QUESTIONS ON THE MATERIAL =>
1. According to the beetle article, in which Chinese provinces is Serica parasquamosa found?
2. From the beetle article, copy the passage starting at "Serica parasquamosa is" and ending at "dark preapical spot.".

=== EXCERPT TO READ ===

Serica parasquamosa

Scientific classification
- Kingdom: Animalia
- Phylum: Arthropoda
- Class: Insecta
- Order: Coleoptera
- Suborder: Polyphaga
- Infraorder: Scarabaeiformia
- Family: Scarabaeidae
- Genus: Serica
- Species: S. parasquamosa
- Binomial name: Serica parasquamosa Ahrens, 2007

= Serica parasquamosa =

- Genus: Serica
- Species: parasquamosa
- Authority: Ahrens, 2007

Species of beetle

Serica parasquamosa is a species of beetle of the family Scarabaeidae. It is found in China (Fujian, Hunan, Sichuan).

==Description==
Adults reach a length of about 6.9–7.9 mm. They have a dark brown to reddish-brown, partially shimmering dark green, elongate-oval body. The antennae are yellowish-brown and the legs are yellow or reddish-brown. The surface is entirely dull, except for the shiny labroclypeus. The upper surface has dense, fine, white scale-like hairs as well as individual, erect, long, white scale-like setae. The elytra have a dark preapical spot.

==Etymology==
The species name is derived from Greek para (meaning near) and Latin squamosus (meaning scaly).

=== DATA LISTING ===

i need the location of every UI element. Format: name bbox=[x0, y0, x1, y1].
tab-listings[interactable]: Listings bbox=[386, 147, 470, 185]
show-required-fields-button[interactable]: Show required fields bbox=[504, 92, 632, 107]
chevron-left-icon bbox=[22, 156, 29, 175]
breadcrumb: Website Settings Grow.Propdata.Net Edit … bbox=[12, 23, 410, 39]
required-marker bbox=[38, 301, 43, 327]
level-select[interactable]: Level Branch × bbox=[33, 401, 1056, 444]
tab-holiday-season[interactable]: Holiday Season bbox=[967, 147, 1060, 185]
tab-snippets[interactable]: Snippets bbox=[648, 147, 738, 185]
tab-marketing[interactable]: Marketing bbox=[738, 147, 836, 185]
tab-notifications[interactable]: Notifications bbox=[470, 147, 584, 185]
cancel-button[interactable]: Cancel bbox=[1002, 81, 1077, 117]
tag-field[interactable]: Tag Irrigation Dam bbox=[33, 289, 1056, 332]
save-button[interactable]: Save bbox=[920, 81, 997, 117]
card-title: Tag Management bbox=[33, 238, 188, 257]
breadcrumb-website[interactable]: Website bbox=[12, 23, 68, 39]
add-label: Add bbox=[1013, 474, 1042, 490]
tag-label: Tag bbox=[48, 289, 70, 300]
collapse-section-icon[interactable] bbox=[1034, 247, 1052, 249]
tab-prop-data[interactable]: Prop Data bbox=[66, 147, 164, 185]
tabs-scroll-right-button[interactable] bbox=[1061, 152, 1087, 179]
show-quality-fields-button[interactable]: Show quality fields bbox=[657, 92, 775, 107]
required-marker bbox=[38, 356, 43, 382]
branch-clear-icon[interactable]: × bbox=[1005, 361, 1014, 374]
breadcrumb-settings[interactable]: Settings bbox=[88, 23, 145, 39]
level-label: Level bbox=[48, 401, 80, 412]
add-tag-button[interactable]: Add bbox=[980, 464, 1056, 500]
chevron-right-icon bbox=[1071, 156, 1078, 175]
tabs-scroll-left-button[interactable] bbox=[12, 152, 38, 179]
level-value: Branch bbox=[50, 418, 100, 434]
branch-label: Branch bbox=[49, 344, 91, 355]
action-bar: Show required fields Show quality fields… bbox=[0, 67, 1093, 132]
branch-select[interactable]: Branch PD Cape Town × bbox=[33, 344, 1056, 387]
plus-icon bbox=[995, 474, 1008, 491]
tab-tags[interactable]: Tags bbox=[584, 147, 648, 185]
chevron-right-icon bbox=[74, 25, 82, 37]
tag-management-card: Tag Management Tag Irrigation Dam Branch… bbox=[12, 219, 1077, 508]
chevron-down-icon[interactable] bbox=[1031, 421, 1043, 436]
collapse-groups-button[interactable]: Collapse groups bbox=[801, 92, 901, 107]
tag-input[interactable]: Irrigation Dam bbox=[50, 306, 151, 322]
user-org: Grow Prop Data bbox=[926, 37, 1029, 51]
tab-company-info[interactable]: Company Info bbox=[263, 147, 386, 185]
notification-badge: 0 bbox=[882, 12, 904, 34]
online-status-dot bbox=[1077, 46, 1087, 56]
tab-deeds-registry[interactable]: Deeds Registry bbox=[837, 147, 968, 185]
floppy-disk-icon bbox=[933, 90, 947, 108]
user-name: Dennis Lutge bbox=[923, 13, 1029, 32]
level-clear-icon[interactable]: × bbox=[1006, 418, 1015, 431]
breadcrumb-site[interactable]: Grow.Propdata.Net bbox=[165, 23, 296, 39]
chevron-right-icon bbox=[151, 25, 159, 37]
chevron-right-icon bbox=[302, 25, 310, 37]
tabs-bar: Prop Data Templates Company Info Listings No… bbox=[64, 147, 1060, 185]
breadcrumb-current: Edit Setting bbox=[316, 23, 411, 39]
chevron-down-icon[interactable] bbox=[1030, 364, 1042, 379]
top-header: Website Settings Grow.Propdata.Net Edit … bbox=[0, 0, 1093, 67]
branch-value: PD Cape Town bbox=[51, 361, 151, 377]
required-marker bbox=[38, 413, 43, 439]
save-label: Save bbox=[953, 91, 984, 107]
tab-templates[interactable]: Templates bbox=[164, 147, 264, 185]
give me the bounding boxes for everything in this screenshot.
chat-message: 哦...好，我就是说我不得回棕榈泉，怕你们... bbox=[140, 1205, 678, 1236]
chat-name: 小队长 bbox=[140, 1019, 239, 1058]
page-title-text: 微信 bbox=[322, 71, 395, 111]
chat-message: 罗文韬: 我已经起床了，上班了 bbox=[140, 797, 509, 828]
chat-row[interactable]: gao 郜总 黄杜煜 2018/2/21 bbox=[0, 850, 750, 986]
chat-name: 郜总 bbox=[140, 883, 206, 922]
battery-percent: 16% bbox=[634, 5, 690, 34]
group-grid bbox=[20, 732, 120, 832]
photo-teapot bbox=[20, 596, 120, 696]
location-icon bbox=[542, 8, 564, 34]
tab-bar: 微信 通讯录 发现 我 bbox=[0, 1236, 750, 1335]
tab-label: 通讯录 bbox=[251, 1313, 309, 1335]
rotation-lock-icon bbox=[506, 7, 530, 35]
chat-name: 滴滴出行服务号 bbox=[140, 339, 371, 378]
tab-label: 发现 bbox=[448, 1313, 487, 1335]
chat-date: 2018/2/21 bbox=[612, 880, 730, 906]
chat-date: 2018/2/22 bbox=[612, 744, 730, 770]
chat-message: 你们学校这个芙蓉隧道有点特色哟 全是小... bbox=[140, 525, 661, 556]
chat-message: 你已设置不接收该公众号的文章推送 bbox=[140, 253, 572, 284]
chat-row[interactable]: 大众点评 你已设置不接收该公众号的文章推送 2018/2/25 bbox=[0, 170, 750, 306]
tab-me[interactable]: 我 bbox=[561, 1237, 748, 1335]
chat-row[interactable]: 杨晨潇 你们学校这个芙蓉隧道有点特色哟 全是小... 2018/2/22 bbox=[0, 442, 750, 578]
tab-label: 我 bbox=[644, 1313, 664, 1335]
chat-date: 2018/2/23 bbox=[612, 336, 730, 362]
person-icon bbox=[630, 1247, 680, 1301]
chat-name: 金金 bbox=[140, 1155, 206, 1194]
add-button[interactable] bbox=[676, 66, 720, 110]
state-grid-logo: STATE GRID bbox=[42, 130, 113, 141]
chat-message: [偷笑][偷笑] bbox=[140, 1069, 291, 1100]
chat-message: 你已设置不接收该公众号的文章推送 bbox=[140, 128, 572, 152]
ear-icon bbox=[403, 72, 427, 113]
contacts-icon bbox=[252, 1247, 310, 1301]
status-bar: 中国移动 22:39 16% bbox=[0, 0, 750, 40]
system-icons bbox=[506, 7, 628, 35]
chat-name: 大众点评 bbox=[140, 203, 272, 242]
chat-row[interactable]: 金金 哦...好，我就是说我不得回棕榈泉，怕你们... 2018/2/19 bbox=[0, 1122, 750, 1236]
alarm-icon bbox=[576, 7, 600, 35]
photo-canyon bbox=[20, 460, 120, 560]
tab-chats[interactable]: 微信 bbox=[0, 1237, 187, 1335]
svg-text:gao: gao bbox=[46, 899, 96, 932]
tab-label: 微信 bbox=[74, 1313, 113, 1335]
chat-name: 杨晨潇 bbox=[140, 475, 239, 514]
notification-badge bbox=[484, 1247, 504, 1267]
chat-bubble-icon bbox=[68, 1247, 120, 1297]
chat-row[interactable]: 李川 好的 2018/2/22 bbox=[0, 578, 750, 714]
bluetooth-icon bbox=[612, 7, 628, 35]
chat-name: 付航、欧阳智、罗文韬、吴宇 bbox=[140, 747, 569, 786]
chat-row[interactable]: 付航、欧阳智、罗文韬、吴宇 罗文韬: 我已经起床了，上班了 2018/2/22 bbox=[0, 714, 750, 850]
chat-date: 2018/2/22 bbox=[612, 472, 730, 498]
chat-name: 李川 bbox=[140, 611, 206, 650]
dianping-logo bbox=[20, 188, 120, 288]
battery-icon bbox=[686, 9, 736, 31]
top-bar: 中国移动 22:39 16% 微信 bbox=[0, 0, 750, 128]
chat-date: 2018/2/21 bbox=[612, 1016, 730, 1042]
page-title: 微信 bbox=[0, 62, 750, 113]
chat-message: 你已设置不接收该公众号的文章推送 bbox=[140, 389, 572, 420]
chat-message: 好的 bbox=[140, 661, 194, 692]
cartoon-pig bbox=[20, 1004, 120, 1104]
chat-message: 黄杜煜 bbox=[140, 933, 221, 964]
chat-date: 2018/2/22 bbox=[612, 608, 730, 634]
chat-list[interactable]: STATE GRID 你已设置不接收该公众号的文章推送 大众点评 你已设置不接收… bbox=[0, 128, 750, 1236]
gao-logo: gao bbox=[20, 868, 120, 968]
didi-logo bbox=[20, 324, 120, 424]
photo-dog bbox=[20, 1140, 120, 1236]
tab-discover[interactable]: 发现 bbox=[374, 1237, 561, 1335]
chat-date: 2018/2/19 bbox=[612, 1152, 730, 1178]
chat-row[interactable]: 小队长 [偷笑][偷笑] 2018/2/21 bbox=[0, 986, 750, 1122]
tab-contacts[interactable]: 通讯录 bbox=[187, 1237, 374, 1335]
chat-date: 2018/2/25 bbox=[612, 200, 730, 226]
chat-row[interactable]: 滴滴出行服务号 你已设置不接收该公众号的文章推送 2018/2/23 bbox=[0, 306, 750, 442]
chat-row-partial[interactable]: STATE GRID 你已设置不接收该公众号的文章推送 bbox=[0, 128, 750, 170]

===

ANSWERS TO THE PROBLEMS =>
1. Fujian, Hunan and Sichuan.

2.
Serica parasquamosa is a species of beetle of the family Scarabaeidae. It is found in China (Fujian, Hunan, Sichuan).

==Description==
Adults reach a length of about 6.9–7.9 mm. They have a dark brown to reddish-brown, partially shimmering dark green, elongate-oval body. The antennae are yellowish-brown and the legs are yellow or reddish-brown. The surface is entirely dull, except for the shiny labroclypeus. The upper surface has dense, fine, white scale-like hairs as well as individual, erect, long, white scale-like setae. The elytra have a dark preapical spot.